PROMPT -> Identify the lines bearing the string "mydlink" and gather them.

(Dataset items)
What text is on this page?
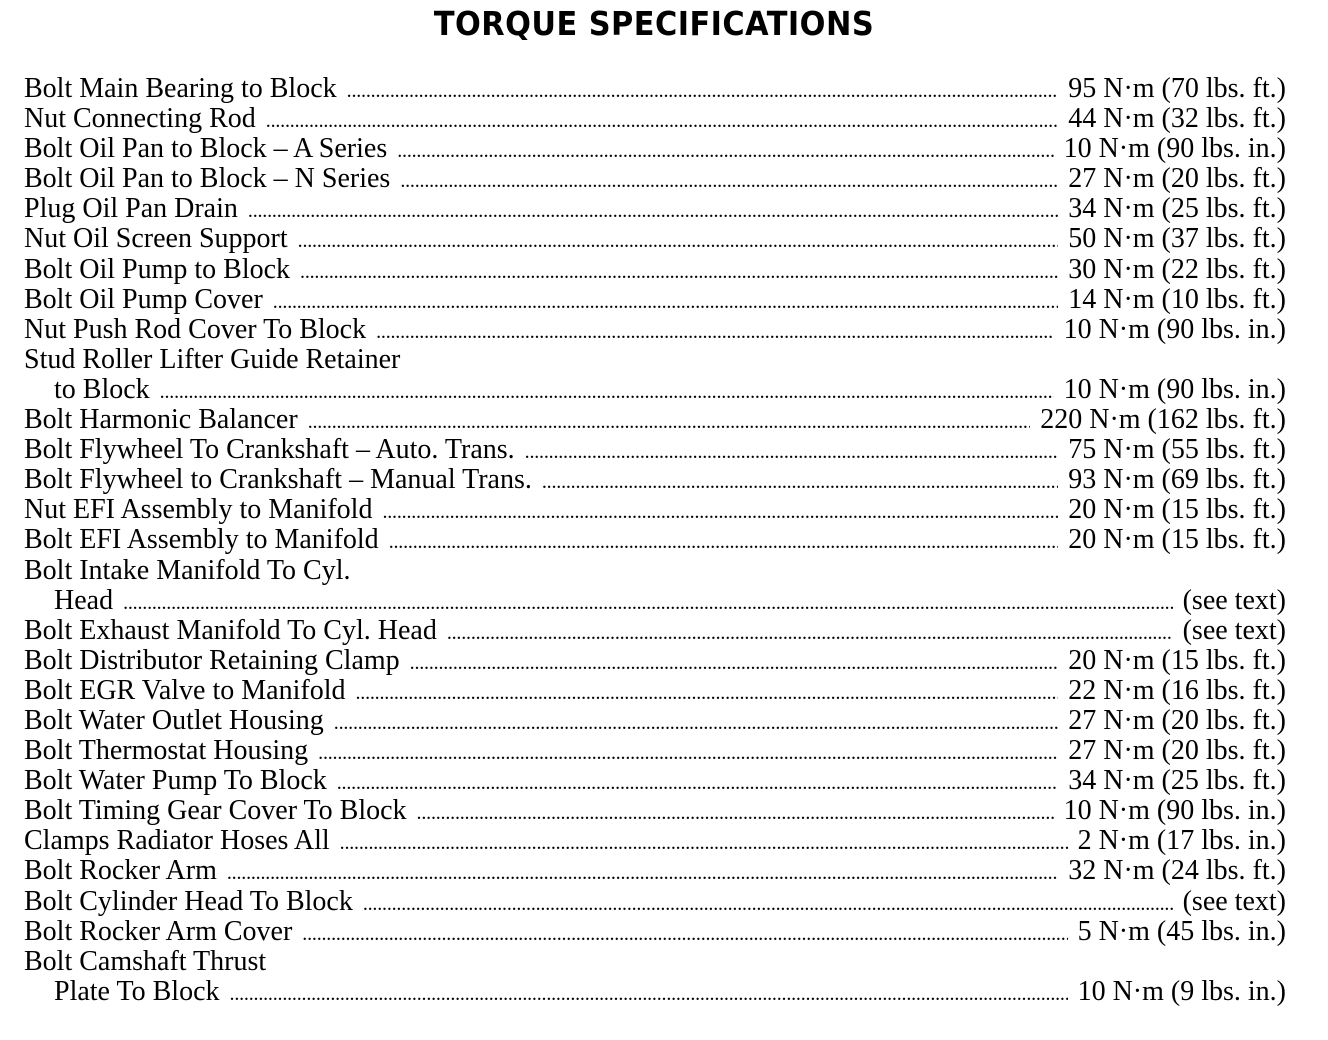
TORQUE SPECIFICATIONS
Bolt Main Bearing to Block . . .	95 N·m (70 lbs. ft.)
Nut Connecting Rod . . .	44 N·m (32 lbs. ft.)
Bolt Oil Pan to Block – A Series . . .	10 N·m (90 lbs. in.)
Bolt Oil Pan to Block – N Series . . .	27 N·m (20 lbs. ft.)
Plug Oil Pan Drain . . .	34 N·m (25 lbs. ft.)
Nut Oil Screen Support . . .	50 N·m (37 lbs. ft.)
Bolt Oil Pump to Block . . .	30 N·m (22 lbs. ft.)
Bolt Oil Pump Cover . . .	14 N·m (10 lbs. ft.)
Nut Push Rod Cover To Block . . .	10 N·m (90 lbs. in.)
Stud Roller Lifter Guide Retainer
to Block . . .	10 N·m (90 lbs. in.)
Bolt Harmonic Balancer . . .	220 N·m (162 lbs. ft.)
Bolt Flywheel To Crankshaft – Auto. Trans. . . .	75 N·m (55 lbs. ft.)
Bolt Flywheel to Crankshaft – Manual Trans. . . .	93 N·m (69 lbs. ft.)
Nut EFI Assembly to Manifold . . .	20 N·m (15 lbs. ft.)
Bolt EFI Assembly to Manifold . . .	20 N·m (15 lbs. ft.)
Bolt Intake Manifold To Cyl.
Head . . .	(see text)
Bolt Exhaust Manifold To Cyl. Head . . .	(see text)
Bolt Distributor Retaining Clamp . . .	20 N·m (15 lbs. ft.)
Bolt EGR Valve to Manifold . . .	22 N·m (16 lbs. ft.)
Bolt Water Outlet Housing . . .	27 N·m (20 lbs. ft.)
Bolt Thermostat Housing . . .	27 N·m (20 lbs. ft.)
Bolt Water Pump To Block . . .	34 N·m (25 lbs. ft.)
Bolt Timing Gear Cover To Block . . .	10 N·m (90 lbs. in.)
Clamps Radiator Hoses All . . .	2 N·m (17 lbs. in.)
Bolt Rocker Arm . . .	32 N·m (24 lbs. ft.)
Bolt Cylinder Head To Block . . .	(see text)
Bolt Rocker Arm Cover . . .	5 N·m (45 lbs. in.)
Bolt Camshaft Thrust
Plate To Block . . .	10 N·m (9 lbs. in.)
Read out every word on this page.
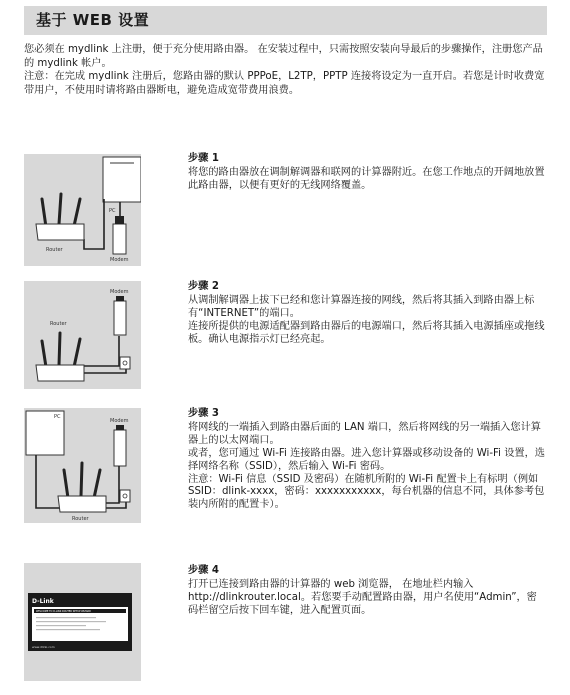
基于 WEB 设置

您必须在 mydlink 上注册，便于充分使用路由器。 在安装过程中，只需按照安装向导最后的步骤操作，注册您产品的 mydlink 帐户。

注意：在完成 mydlink 注册后，您路由器的默认 PPPoE，L2TP，PPTP 连接将设定为一直开启。若您是计时收费宽带用户，不使用时请将路由器断电，避免造成宽带费用浪费。

PC
Router
Modem

步骤 1

将您的路由器放在调制解调器和联网的计算器附近。在您工作地点的开阔地放置此路由器，以便有更好的无线网络覆盖。

Modem
Router

步骤 2

从调制解调器上拔下已经和您计算器连接的网线，然后将其插入到路由器上标有“INTERNET”的端口。

连接所提供的电源适配器到路由器后的电源端口，然后将其插入电源插座或拖线板。确认电源指示灯已经亮起。

PC
Modem
Router

步骤 3

将网线的一端插入到路由器后面的 LAN 端口，然后将网线的另一端插入您计算器上的以太网端口。

或者，您可通过 Wi-Fi 连接路由器。进入您计算器或移动设备的 Wi-Fi 设置，选择网络名称（SSID），然后输入 Wi-Fi 密码。

注意：Wi-Fi 信息（SSID 及密码）在随机所附的 Wi-Fi 配置卡上有标明（例如 SSID：dlink-xxxx，密码：xxxxxxxxxxx，每台机器的信息不同，具体参考包装内所附的配置卡）。

D-Link
WELCOME TO D-LINK ROUTER SETUP WIZARD
www.dlink.com

步骤 4

打开已连接到路由器的计算器的 web 浏览器， 在地址栏内输入 http://dlinkrouter.local。若您要手动配置路由器，用户名使用“Admin”，密码栏留空后按下回车键，进入配置页面。
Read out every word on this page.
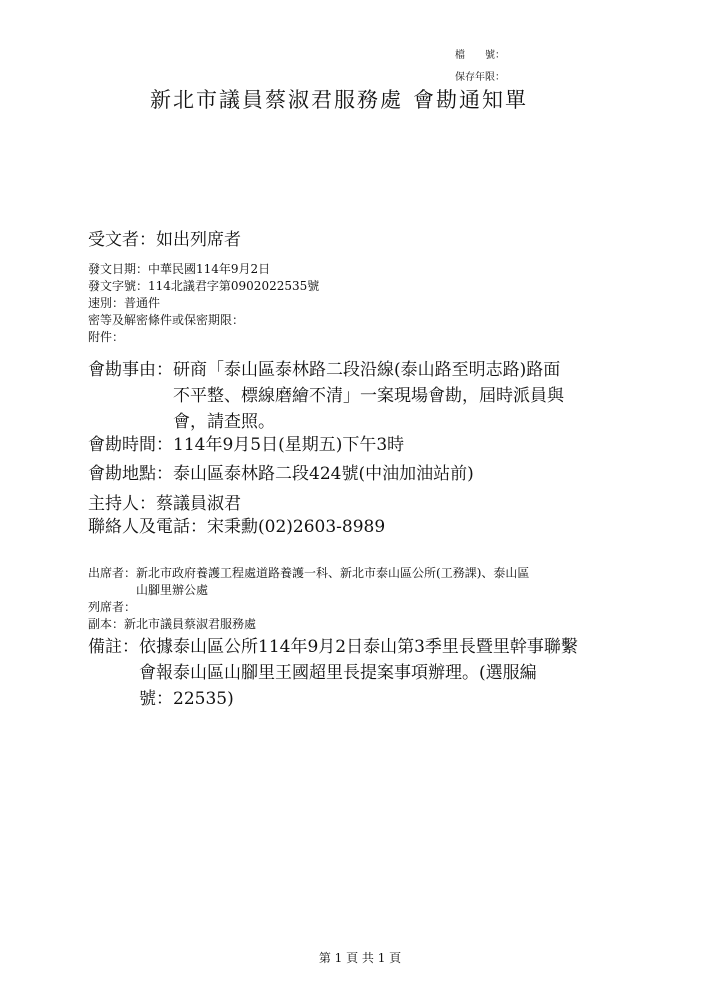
檔　　號：
保存年限：
新北市議員蔡淑君服務處 會勘通知單
受文者： 如出列席者
發文日期：中華民國114年9月2日
發文字號：114北議君字第0902022535號
速別：普通件
密等及解密條件或保密期限：
附件：
會勘事由： 研商「泰山區泰林路二段沿線(泰山路至明志路)路面
不平整、標線磨繪不清」一案現場會勘，屆時派員與
會，請查照。
會勘時間： 114年9月5日(星期五)下午3時
會勘地點： 泰山區泰林路二段424號(中油加油站前)
主持人： 蔡議員淑君
聯絡人及電話： 宋秉勳(02)2603-8989
出席者： 新北市政府養護工程處道路養護一科、新北市泰山區公所(工務課)、泰山區
山腳里辦公處
列席者：
副本： 新北市議員蔡淑君服務處
備註： 依據泰山區公所114年9月2日泰山第3季里長暨里幹事聯繫
會報泰山區山腳里王國超里長提案事項辦理。(選服編
號：22535)
第 1 頁 共 1 頁
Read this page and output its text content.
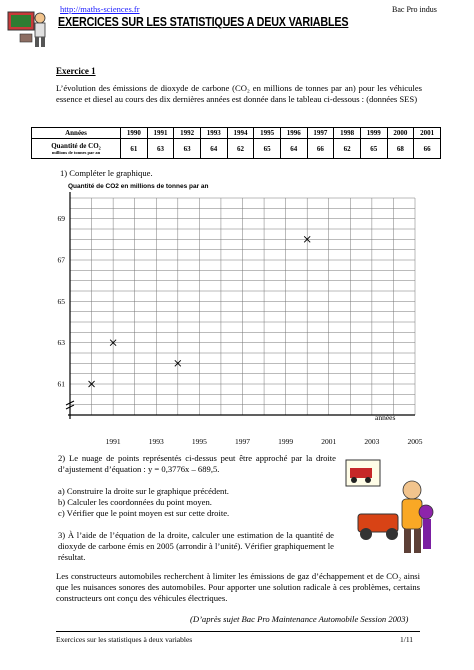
http://maths-sciences.fr	Bac Pro indus
EXERCICES SUR LES STATISTIQUES A DEUX VARIABLES
Exercice 1
L’évolution des émissions de dioxyde de carbone (CO₂ en millions de tonnes par an) pour les véhicules essence et diesel au cours des dix dernières années est donnée dans le tableau ci-dessous : (données SES)
Années	1990	1991	1992	1993	1994	1995	1996	1997	1998	1999	2000	2001
Quantité de CO₂
millions de tonnes par an	61	63	63	64	62	65	64	66	62	65	68	66
1) Compléter le graphique.
Quantité de CO2 en millions de tonnes par an
61
63
65
67
69
1991	1993	1995	1997	1999	2001	2003	2005
années
2) Le nuage de points représentés ci-dessus peut être approché par la droite d’ajustement d’équation : y = 0,3776x – 689,5.
a) Construire la droite sur le graphique précédent.
b) Calculer les coordonnées du point moyen.
c) Vérifier que le point moyen est sur cette droite.
3) À l’aide de l’équation de la droite, calculer une estimation de la quantité de dioxyde de carbone émis en 2005 (arrondir à l’unité). Vérifier graphiquement le résultat.
Les constructeurs automobiles recherchent à limiter les émissions de gaz d’échappement et de CO₂ ainsi que les nuisances sonores des automobiles. Pour apporter une solution radicale à ces problèmes, certains constructeurs ont conçu des véhicules électriques.
(D’après sujet Bac Pro Maintenance Automobile Session 2003)
Exercices sur les statistiques à deux variables	1/11
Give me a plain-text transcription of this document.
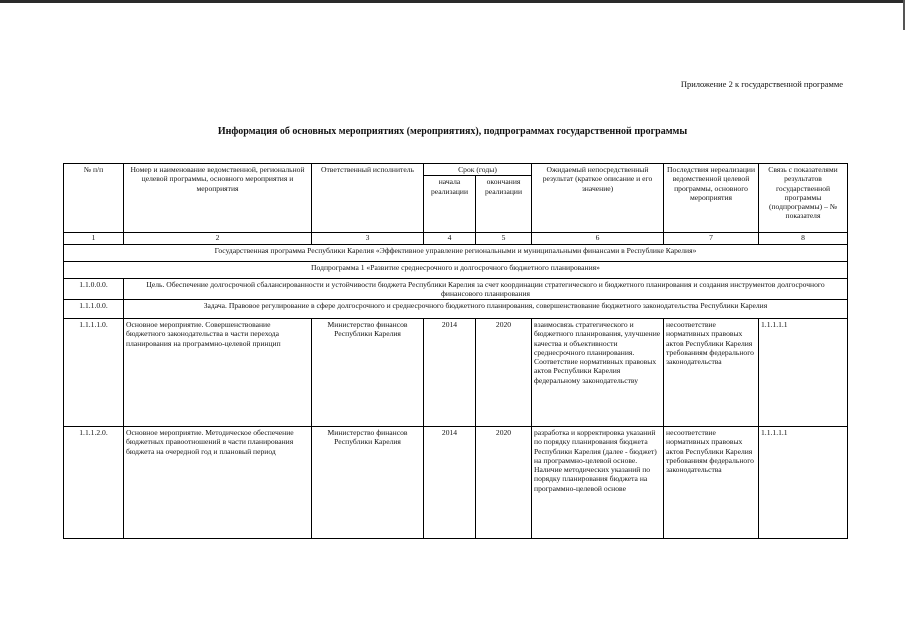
Приложение 2 к государственной программе
Информация об основных мероприятиях (мероприятиях), подпрограммах государственной программы
№ п/п	Номер и наименование ведомственной, региональной целевой программы, основного мероприятия и мероприятия	Ответственный исполнитель	Срок (годы)		Ожидаемый непосредственный результат (краткое описание и его значение)	Последствия нереализации ведомственной целевой программы, основного мероприятия	Связь с показателями результатов государственной программы (подпрограммы) – № показателя
			начала реализации	окончания реализации			
1	2	3	4	5	6	7	8
Государственная программа Республики Карелия «Эффективное управление региональными и муниципальными финансами в Республике Карелия»							
Подпрограмма 1 «Развитие среднесрочного и долгосрочного бюджетного планирования»							
1.1.0.0.0.	Цель. Обеспечение долгосрочной сбалансированности и устойчивости бюджета Республики Карелия за счет координации стратегического и бюджетного планирования и создания инструментов долгосрочного финансового планирования						
1.1.1.0.0.	Задача. Правовое регулирование в сфере долгосрочного и среднесрочного бюджетного планирования, совершенствование бюджетного законодательства Республики Карелия						
1.1.1.1.0.	Основное мероприятие. Совершенствование бюджетного законодательства в части перехода планирования на программно-целевой принцип	Министерство финансов Республики Карелия	2014	2020	взаимосвязь стратегического и бюджетного планирования, улучшение качества и объективности среднесрочного планирования. Соответствие нормативных правовых актов Республики Карелия федеральному законодательству	несоответствие нормативных правовых актов Республики Карелия требованиям федерального законодательства	1.1.1.1.1
1.1.1.2.0.	Основное мероприятие. Методическое обеспечение бюджетных правоотношений в части планирования бюджета на очередной год и плановый период	Министерство финансов Республики Карелия	2014	2020	разработка и корректировка указаний по порядку планирования бюджета Республики Карелия (далее - бюджет) на программно-целевой основе. Наличие методических указаний по порядку планирования бюджета на программно-целевой основе	несоответствие нормативных правовых актов Республики Карелия требованиям федерального законодательства	1.1.1.1.1
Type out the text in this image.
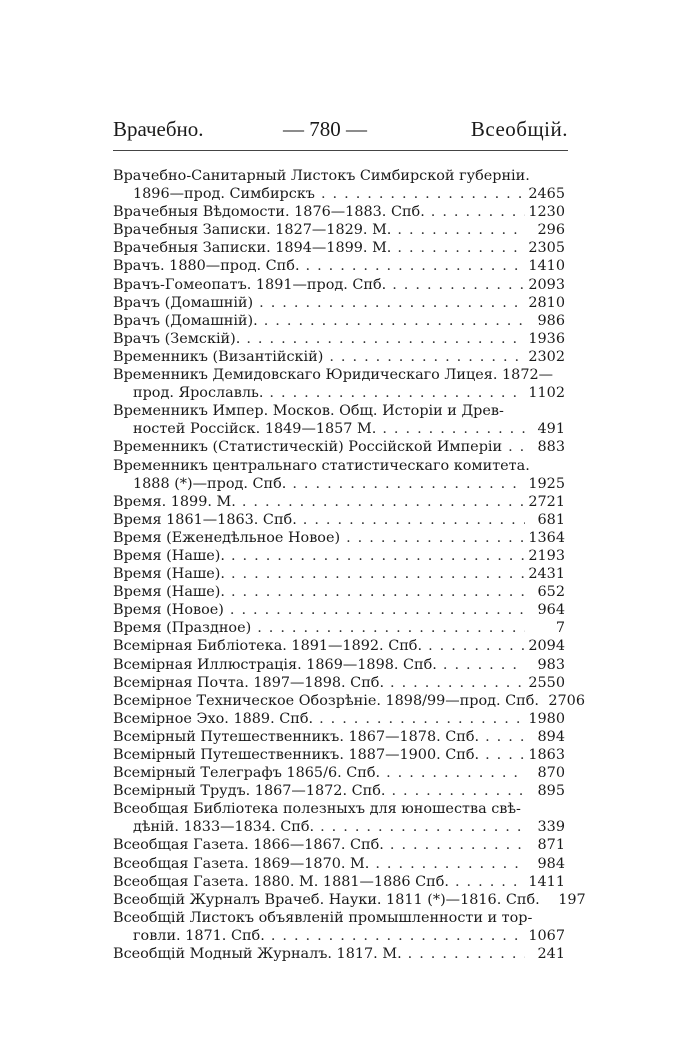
Врачебно.	— 780 —	Всеобщій.
Врачебно-Санитарный Листокъ Симбирской губерніи.
1896—прод. Симбирскъ .....	2465
Врачебныя Вѣдомости. 1876—1883. Спб. .....	1230
Врачебныя Записки. 1827—1829. М. .....	296
Врачебныя Записки. 1894—1899. М. .....	2305
Врачъ. 1880—прод. Спб. .....	1410
Врачъ-Гомеопатъ. 1891—прод. Спб. .....	2093
Врачъ (Домашній) .....	2810
Врачъ (Домашній). .....	986
Врачъ (Земскій). .....	1936
Временникъ (Византійскій) .....	2302
Временникъ Демидовскаго Юридическаго Лицея. 1872—
прод. Ярославль. .....	1102
Временникъ Импер. Москов. Общ. Исторіи и Древ-
ностей Россійск. 1849—1857 М. .....	491
Временникъ (Статистическій) Россійской Имперіи .....	883
Временникъ центральнаго статистическаго комитета.
1888 (*)—прод. Спб. .....	1925
Время. 1899. М. .....	2721
Время 1861—1863. Спб. .....	681
Время (Еженедѣльное Новое) .....	1364
Время (Наше). .....	2193
Время (Наше). .....	2431
Время (Наше). .....	652
Время (Новое) .....	964
Время (Праздное) .....	7
Всемірная Библіотека. 1891—1892. Спб. .....	2094
Всемірная Иллюстрація. 1869—1898. Спб. .....	983
Всемірная Почта. 1897—1898. Спб. .....	2550
Всемірное Техническое Обозрѣніе. 1898/99—прод. Спб. ..... 2706
Всемірное Эхо. 1889. Спб. .....	1980
Всемірный Путешественникъ. 1867—1878. Спб. .....	894
Всемірный Путешественникъ. 1887—1900. Спб. .....	1863
Всемірный Телеграфъ 1865/6. Спб. .....	870
Всемірный Трудъ. 1867—1872. Спб. .....	895
Всеобщая Библіотека полезныхъ для юношества свѣ-
дѣній. 1833—1834. Спб. .....	339
Всеобщая Газета. 1866—1867. Спб. .....	871
Всеобщая Газета. 1869—1870. М. .....	984
Всеобщая Газета. 1880. М. 1881—1886 Спб. .....	1411
Всеобщій Журналъ Врачеб. Науки. 1811 (*)—1816. Спб. .....	197
Всеобщій Листокъ объявленій промышленности и тор-
говли. 1871. Спб. .....	1067
Всеобщій Модный Журналъ. 1817. М. .....	241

TASK OUTPUT ->
您必须在 mydlink 上注册，便于充分使用路由器。 在安装过程中，只需按照安装向导最后的步骤操作，注册您产品的 mydlink 帐户。
注意：在完成 mydlink 注册后，您路由器的默认 PPPoE，L2TP，PPTP 连接将设定为一直开启。若您是计时收费宽带用户，不使用时请将路由器断电，避免造成宽带费用浪费。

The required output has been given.